- _WHAT TO PRODUCE_
Check each line of the listing, and copy it if it contains the word "purchase".

•••

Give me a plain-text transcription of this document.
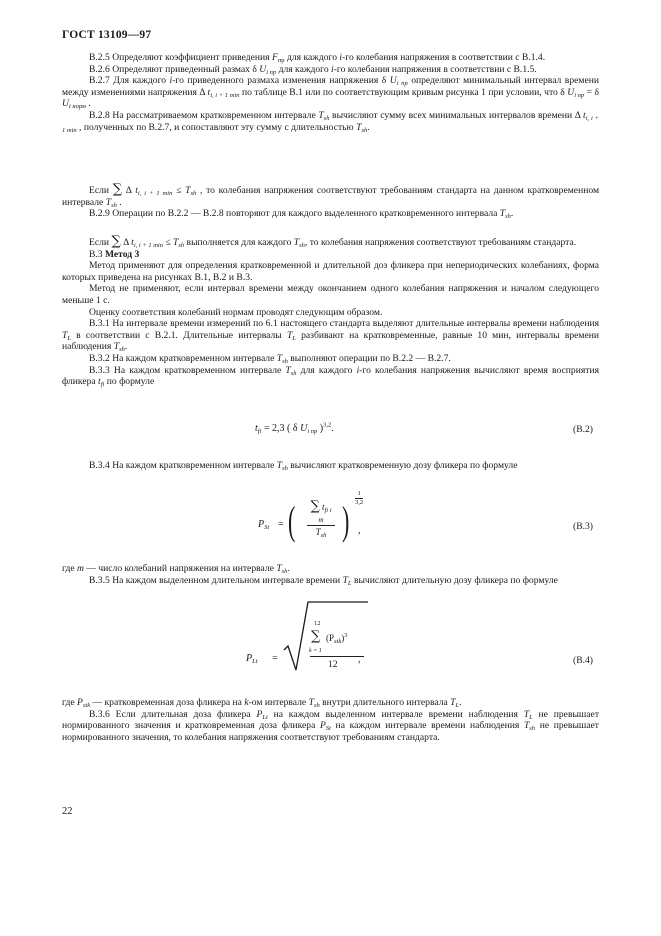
ГОСТ 13109—97

В.2.5 Определяют коэффициент приведения $F_{пр}$ для каждого i-го колебания напряжения в соответствии с В.1.4.

В.2.6 Определяют приведенный размах δ $U_{i пр}$ для каждого i-го колебания напряжения в соответствии с В.1.5.

В.2.7 Для каждого i-го приведенного размаха изменения напряжения δ $U_{i пр}$ определяют минимальный интервал времени между изменениями напряжения Δ $t_{i, i + 1 min}$ по таблице В.1 или по соответствующим кривым рисунка 1 при условии, что δ $U_{i пр} = \delta$ $U_{t норм}$ .

В.2.8 На рассматриваемом кратковременном интервале $T_{sh}$ вычисляют сумму всех минимальных интервалов времени Δ $t_{i, i + 1 min}$ , полученных по В.2.7, и сопоставляют эту сумму с длительностью $T_{sh}$.

Если ∑ Δ $t_{i, i + 1 min} \le T_{sh}$ , то колебания напряжения соответствуют требованиям стандарта на данном кратковременном интервале $T_{sh}$ .

В.2.9 Операции по В.2.2 — В.2.8 повторяют для каждого выделенного кратковременного интервала $T_{sh}$.

Если ∑ Δ $t_{i, i + 1 min} \le T_{sh}$ выполняется для каждого $T_{sh}$, то колебания напряжения соответствуют требованиям стандарта.

В.3 Метод 3

Метод применяют для определения кратковременной и длительной доз фликера при непериодических колебаниях, форма которых приведена на рисунках В.1, В.2 и В.3.

Метод не применяют, если интервал времени между окончанием одного колебания напряжения и началом следующего меньше 1 с.

Оценку соответствия колебаний нормам проводят следующим образом.

В.3.1 На интервале времени измерений по 6.1 настоящего стандарта выделяют длительные интервалы времени наблюдения $T_L$ в соответствии с В.2.1. Длительные интервалы $T_L$ разбивают на кратковременные, равные 10 мин, интервалы времени наблюдения $T_{sh}$.

В.3.2 На каждом кратковременном интервале $T_{sh}$ выполняют операции по В.2.2 — В.2.7.

В.3.3 На каждом кратковременном интервале $T_{sh}$ для каждого i-го колебания напряжения вычисляют время восприятия фликера $t_{fi}$ по формуле

$t_{fi} = 2,3$ ( δ $U_{i пр}$ )$^{3,2}$.	(В.2)

В.3.4 На каждом кратковременном интервале $T_{sh}$ вычисляют кратковременную дозу фликера по формуле

$P_{St}$ = ( ∑ $t_{fi i}$
m
$T_{sh}$ )
1
3,2
,	(В.3)

где m — число колебаний напряжения на интервале $T_{sh}$.

В.3.5 На каждом выделенном длительном интервале времени $T_L$ вычисляют длительную дозу фликера по формуле

$P_{Lt}$ =
12
∑ $(P_{stk})^3$
k = 1
12 ,	(В.4)

где $P_{stk}$ — кратковременная доза фликера на k-ом интервале $T_{sh}$ внутри длительного интервала $T_L$.

В.3.6 Если длительная доза фликера $P_{Lt}$ на каждом выделенном интервале времени наблюдения $T_L$ не превышает нормированного значения и кратковременная доза фликера $P_{St}$ на каждом интервале времени наблюдения $T_{sh}$ не превышает нормированного значения, то колебания напряжения соответствуют требованиям стандарта.

22
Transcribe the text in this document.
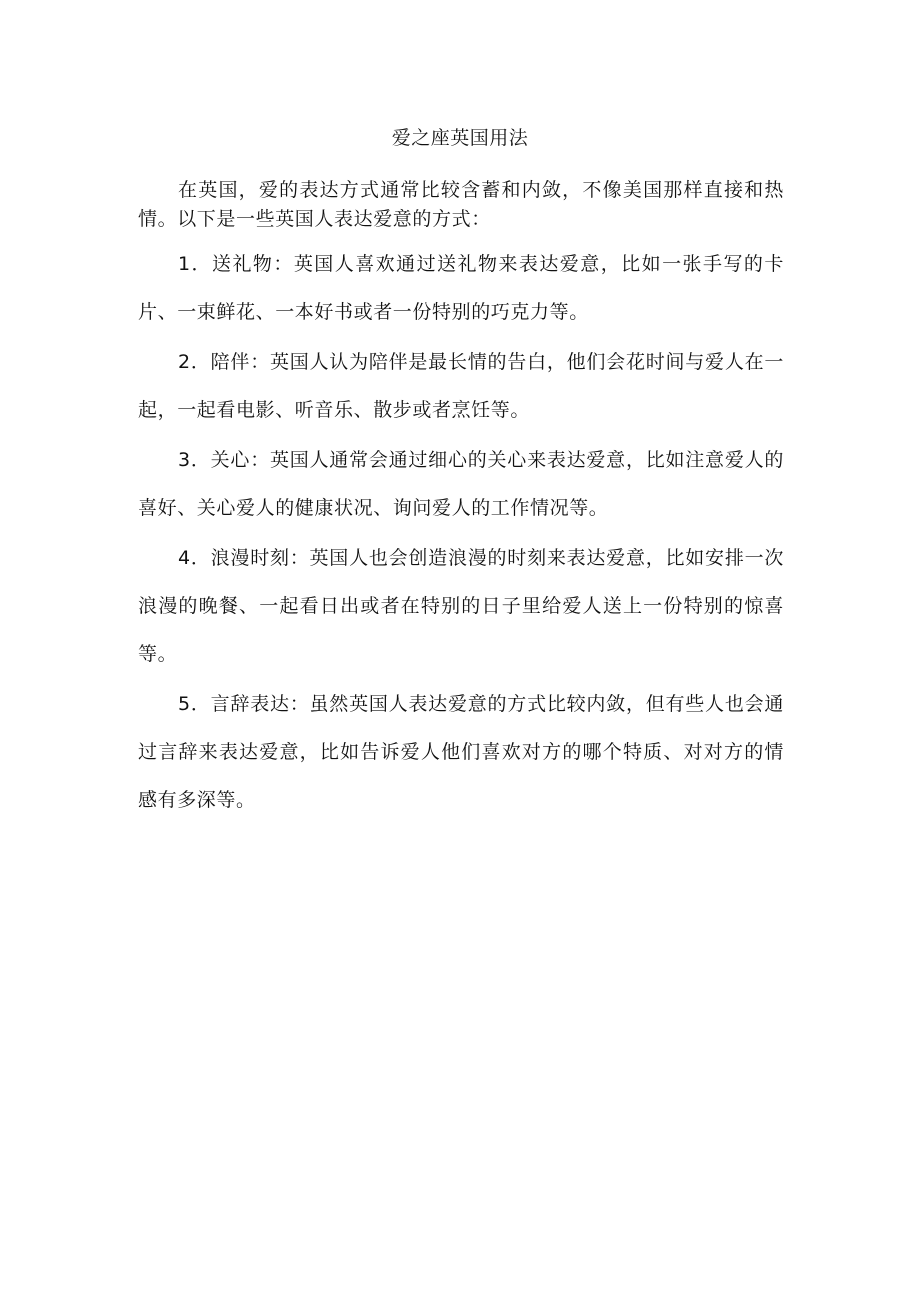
爱之座英国用法

在英国，爱的表达方式通常比较含蓄和内敛，不像美国那样直接和热情。以下是一些英国人表达爱意的方式：

1．送礼物：英国人喜欢通过送礼物来表达爱意，比如一张手写的卡片、一束鲜花、一本好书或者一份特别的巧克力等。

2．陪伴：英国人认为陪伴是最长情的告白，他们会花时间与爱人在一起，一起看电影、听音乐、散步或者烹饪等。

3．关心：英国人通常会通过细心的关心来表达爱意，比如注意爱人的喜好、关心爱人的健康状况、询问爱人的工作情况等。

4．浪漫时刻：英国人也会创造浪漫的时刻来表达爱意，比如安排一次浪漫的晚餐、一起看日出或者在特别的日子里给爱人送上一份特别的惊喜等。

5．言辞表达：虽然英国人表达爱意的方式比较内敛，但有些人也会通过言辞来表达爱意，比如告诉爱人他们喜欢对方的哪个特质、对对方的情感有多深等。
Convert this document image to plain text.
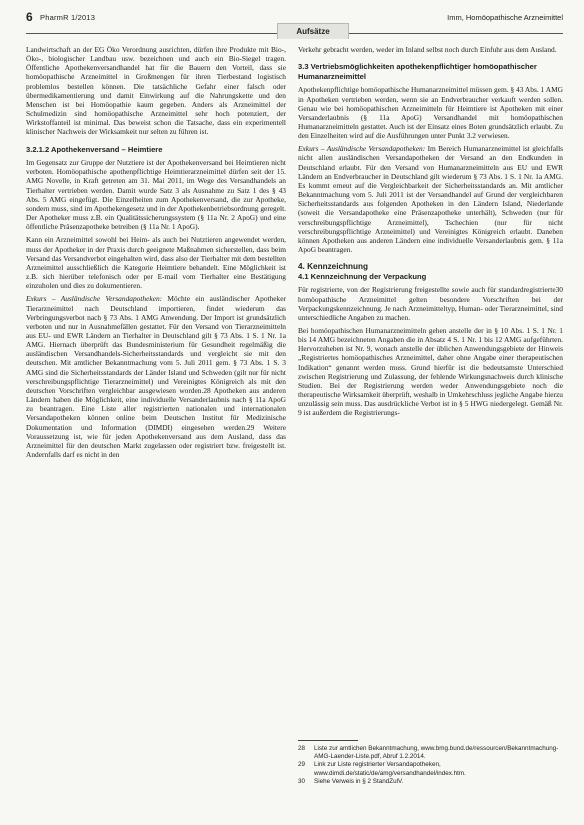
6 PharmR 1/2013
Aufsätze
Imm, Homöopathische Arzneimittel

Landwirtschaft an der EG Öko Verordnung ausrichten, dürfen ihre Produkte mit Bio-, Öko-, biologischer Landbau usw. bezeichnen und auch ein Bio-Siegel tragen. Öffentliche Apothekenversandhandel hat für die Bauern den Vorteil, dass sie homöopathische Arzneimittel in Großmengen für ihren Tierbestand logistisch problemlos bestellen können. Die tatsächliche Gefahr einer falsch oder übermedikamentierung und damit Einwirkung auf die Nahrungskette und den Menschen ist bei Homöopathie kaum gegeben. Anders als Arzneimittel der Schulmedizin sind homöopathische Arzneimittel sehr hoch potenziert, der Wirkstoffanteil ist minimal. Das beweist schon die Tatsache, dass ein experimentell klinischer Nachweis der Wirksamkeit nur selten zu führen ist.

3.2.1.2 Apothekenversand – Heimtiere

Im Gegensatz zur Gruppe der Nutztiere ist der Apothekenversand bei Heimtieren nicht verboten. Homöopathische apothenpflichtige Heimtierarzneimittel dürfen seit der 15. AMG Novelle, in Kraft getreten am 31. Mai 2011, im Wege des Versandhandels an Tierhalter vertrieben werden. Damit wurde Satz 3 als Ausnahme zu Satz 1 des § 43 Abs. 5 AMG eingefügt. Die Einzelheiten zum Apothekenversand, die zur Apotheke, sondern muss, sind im Apothekengesetz und in der Apothekenbetriebsordnung geregelt. Der Apotheker muss z.B. ein Qualitätssicherungssystem (§ 11a Nr. 2 ApoG) und eine öffentliche Präsenzapotheke betreiben (§ 11a Nr. 1 ApoG).

Kann ein Arzneimittel sowohl bei Heim- als auch bei Nutztieren angewendet werden, muss der Apotheker in der Praxis durch geeignete Maßnahmen sicherstellen, dass beim Versand das Versandverbot eingehalten wird, dass also der Tierhalter mit dem bestellten Arzneimittel ausschließlich die Kategorie Heimtiere behandelt. Eine Möglichkeit ist z.B. sich hierüber telefonisch oder per E-mail vom Tierhalter eine Bestätigung einzuholen und dies zu dokumentieren.

Exkurs – Ausländische Versandapotheken: Möchte ein ausländischer Apotheker Tierarzneimittel nach Deutschland importieren, findet wiederum das Verbringungsverbot nach § 73 Abs. 1 AMG Anwendung. Der Import ist grundsätzlich verboten und nur in Ausnahmefällen gestattet. Für den Versand von Tierarzneimitteln aus EU- und EWR Ländern an Tierhalter in Deutschland gilt § 73 Abs. 1 S. 1 Nr. 1a AMG. Hiernach überprüft das Bundesministerium für Gesundheit regelmäßig die ausländischen Versandhandels-Sicherheitsstandards und vergleicht sie mit den deutschen. Mit amtlicher Bekanntmachung vom 5. Juli 2011 gem. § 73 Abs. 1 S. 3 AMG sind die Sicherheitsstandards der Länder Island und Schweden (gilt nur für nicht verschreibungspflichtige Tierarzneimittel) und Vereinigtes Königreich als mit den deutschen Vorschriften vergleichbar ausgewiesen worden.28 Apotheken aus anderen Ländern haben die Möglichkeit, eine individuelle Versanderlaubnis nach § 11a ApoG zu beantragen. Eine Liste aller registrierten nationalen und internationalen Versandapotheken können online beim Deutschen Institut für Medizinische Dokumentation und Information (DIMDI) eingesehen werden.29 Weitere Voraussetzung ist, wie für jeden Apothekenversand aus dem Ausland, dass das Arzneimittel für den deutschen Markt zugelassen oder registriert bzw. freigestellt ist. Andernfalls darf es nicht in den

Verkehr gebracht werden, weder im Inland selbst noch durch Einfuhr aus dem Ausland.

3.3 Vertriebsmöglichkeiten apothekenpflichtiger homöopathischer Humanarzneimittel

Apothekenpflichtige homöopathische Humanarzneimittel müssen gem. § 43 Abs. 1 AMG in Apotheken vertrieben werden, wenn sie an Endverbraucher verkauft werden sollen. Genau wie bei homöopathischen Arzneimitteln für Heimtiere ist Apotheken mit einer Versanderlaubnis (§ 11a ApoG) Versandhandel mit homöopathischen Humanarzneimitteln gestattet. Auch ist der Einsatz eines Boten grundsätzlich erlaubt. Zu den Einzelheiten wird auf die Ausführungen unter Punkt 3.2 verwiesen.

Exkurs – Ausländische Versandapotheken: Im Bereich Humanarzneimittel ist gleichfalls nicht allen ausländischen Versandapotheken der Versand an den Endkunden in Deutschland erlaubt. Für den Versand von Humanarzneimitteln aus EU und EWR Ländern an Endverbraucher in Deutschland gilt wiederum § 73 Abs. 1 S. 1 Nr. 1a AMG. Es kommt erneut auf die Vergleichbarkeit der Sicherheitsstandards an. Mit amtlicher Bekanntmachung vom 5. Juli 2011 ist der Versandhandel auf Grund der vergleichbaren Sicherheitsstandards aus folgenden Apotheken in den Ländern Island, Niederlande (soweit die Versandapotheke eine Präsenzapotheke unterhält), Schweden (nur für verschreibungspflichtige Arzneimittel), Tschechien (nur für nicht verschreibungspflichtige Arzneimittel) und Vereinigtes Königreich erlaubt. Daneben können Apotheken aus anderen Ländern eine individuelle Versanderlaubnis gem. § 11a ApoG beantragen.

4. Kennzeichnung

4.1 Kennzeichnung der Verpackung

Für registrierte, von der Registrierung freigestellte sowie auch für standardregistrierte30 homöopathische Arzneimittel gelten besondere Vorschriften bei der Verpackungskennzeichnung. Je nach Arzneimitteltyp, Human- oder Tierarzneimittel, sind unterschiedliche Angaben zu machen.

Bei homöopathischen Humanarzneimitteln gehen anstelle der in § 10 Abs. 1 S. 1 Nr. 1 bis 14 AMG bezeichneten Angaben die in Absatz 4 S. 1 Nr. 1 bis 12 AMG aufgeführten. Hervorzuheben ist Nr. 9, wonach anstelle der üblichen Anwendungsgebiete der Hinweis „Registriertes homöopathisches Arzneimittel, daher ohne Angabe einer therapeutischen Indikation“ genannt werden muss. Grund hierfür ist die bedeutsamste Unterschied zwischen Registrierung und Zulassung, der fehlende Wirkungsnachweis durch klinische Studien. Bei der Registrierung werden weder Anwendungsgebiete noch die therapeutische Wirksamkeit überprüft, weshalb in Umkehrschluss jegliche Angabe hierzu unzulässig sein muss. Das ausdrückliche Verbot ist in § 5 HWG niedergelegt. Gemäß Nr. 9 ist außerdem die Registrierungs-

28	Liste zur amtlichen Bekanntmachung, www.bmg.bund.de/ressourcen/Bekanntmachung-AMG-Laender-Liste.pdf, Abruf 1.2.2014.
29	Link zur Liste registrierter Versandapotheken, www.dimdi.de/static/de/amg/versandhandel/index.htm.
30	Siehe Verweis in § 2 StandZulV.
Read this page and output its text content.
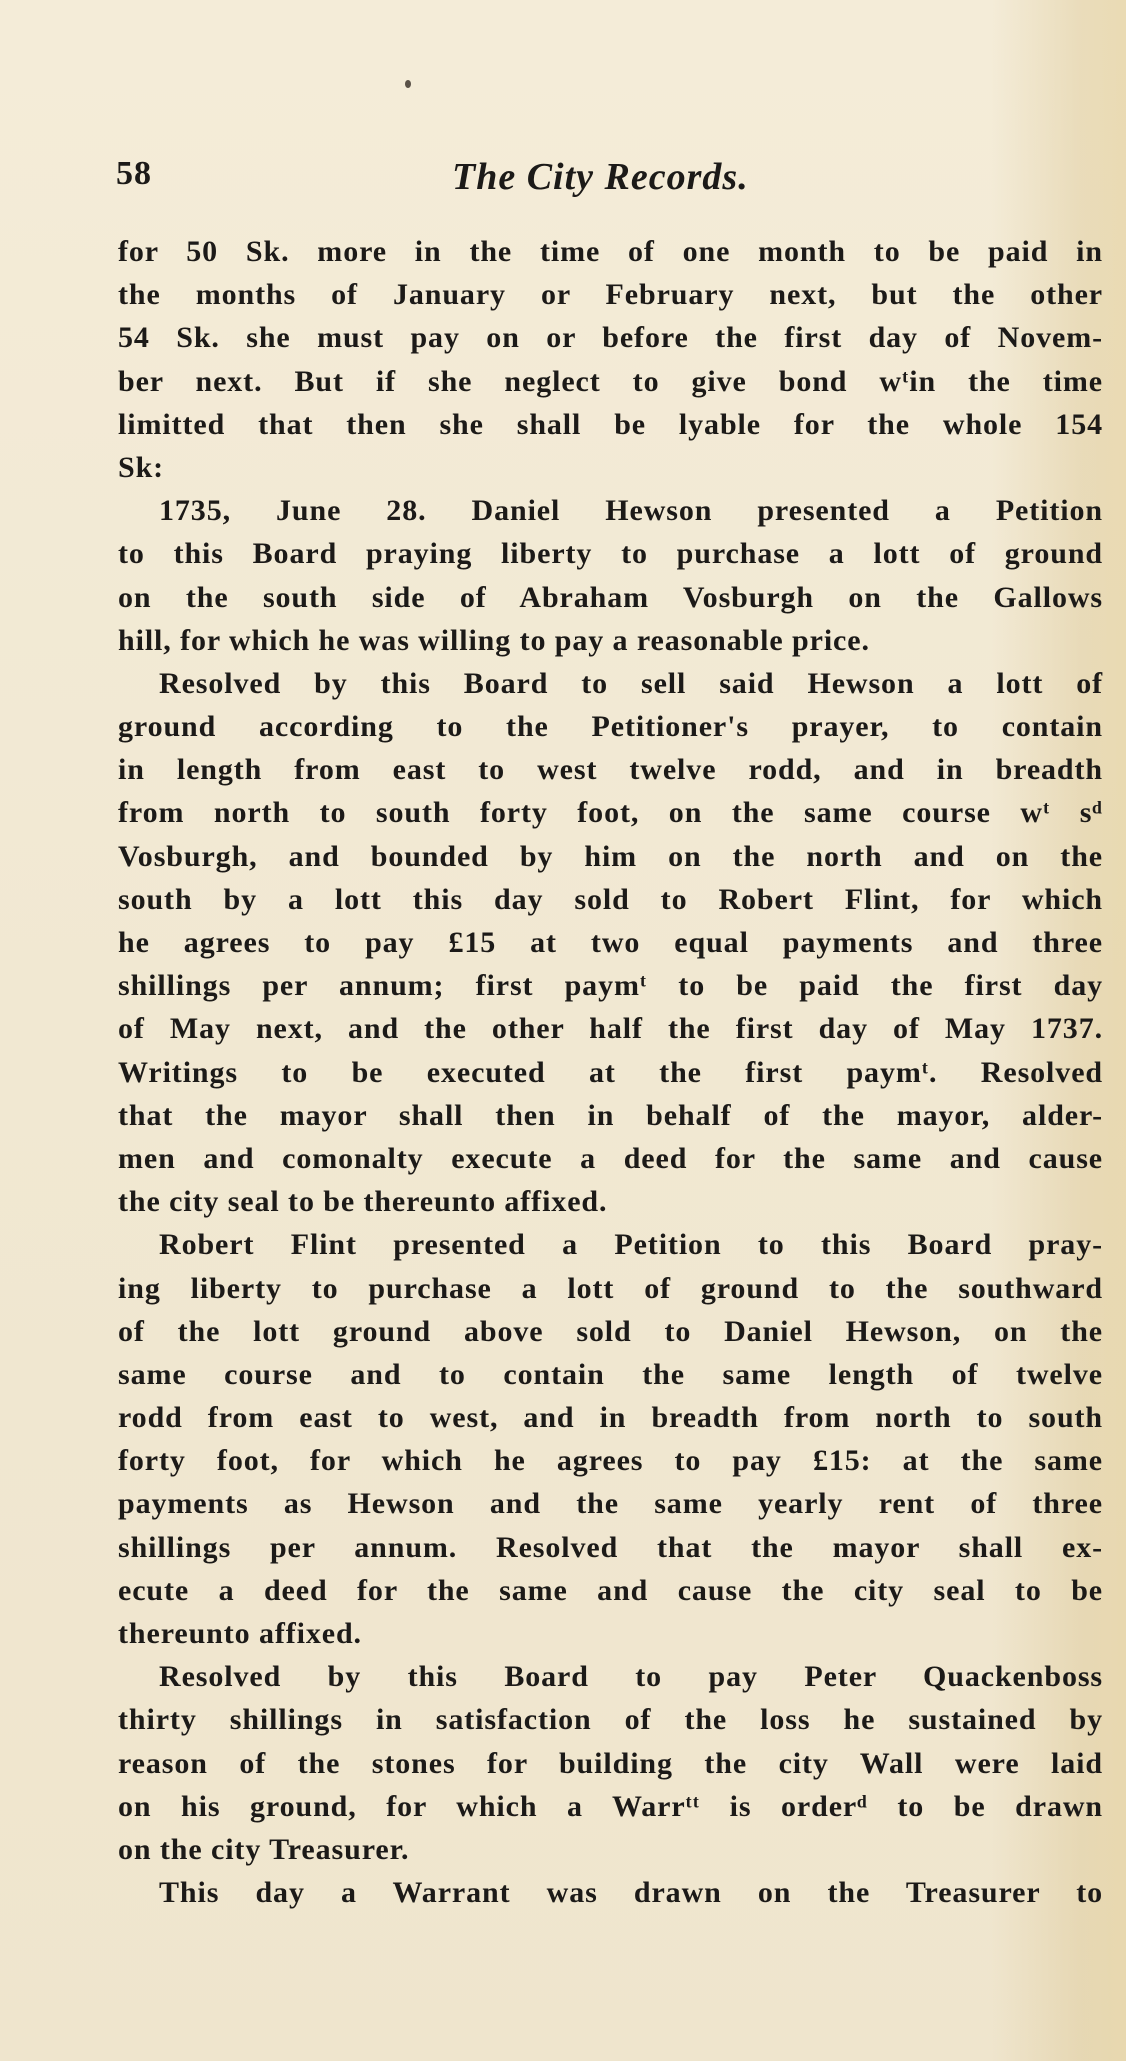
58	The City Records.
for 50 Sk. more in the time of one month to be paid in
the months of January or February next, but the other
54 Sk. she must pay on or before the first day of Novem-
ber next. But if she neglect to give bond wᵗin the time
limitted that then she shall be lyable for the whole 154
Sk:
1735, June 28. Daniel Hewson presented a Petition
to this Board praying liberty to purchase a lott of ground
on the south side of Abraham Vosburgh on the Gallows
hill, for which he was willing to pay a reasonable price.
Resolved by this Board to sell said Hewson a lott of
ground according to the Petitioner's prayer, to contain
in length from east to west twelve rodd, and in breadth
from north to south forty foot, on the same course wᵗ sᵈ
Vosburgh, and bounded by him on the north and on the
south by a lott this day sold to Robert Flint, for which
he agrees to pay £15 at two equal payments and three
shillings per annum; first paymᵗ to be paid the first day
of May next, and the other half the first day of May 1737.
Writings to be executed at the first paymᵗ. Resolved
that the mayor shall then in behalf of the mayor, alder-
men and comonalty execute a deed for the same and cause
the city seal to be thereunto affixed.
Robert Flint presented a Petition to this Board pray-
ing liberty to purchase a lott of ground to the southward
of the lott ground above sold to Daniel Hewson, on the
same course and to contain the same length of twelve
rodd from east to west, and in breadth from north to south
forty foot, for which he agrees to pay £15: at the same
payments as Hewson and the same yearly rent of three
shillings per annum. Resolved that the mayor shall ex-
ecute a deed for the same and cause the city seal to be
thereunto affixed.
Resolved by this Board to pay Peter Quackenboss
thirty shillings in satisfaction of the loss he sustained by
reason of the stones for building the city Wall were laid
on his ground, for which a Warrᵗᵗ is orderᵈ to be drawn
on the city Treasurer.
This day a Warrant was drawn on the Treasurer to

•••

- _ANSWER TO THE EXERCISE_
to this Board praying liberty to purchase a lott of ground
ing liberty to purchase a lott of ground to the southward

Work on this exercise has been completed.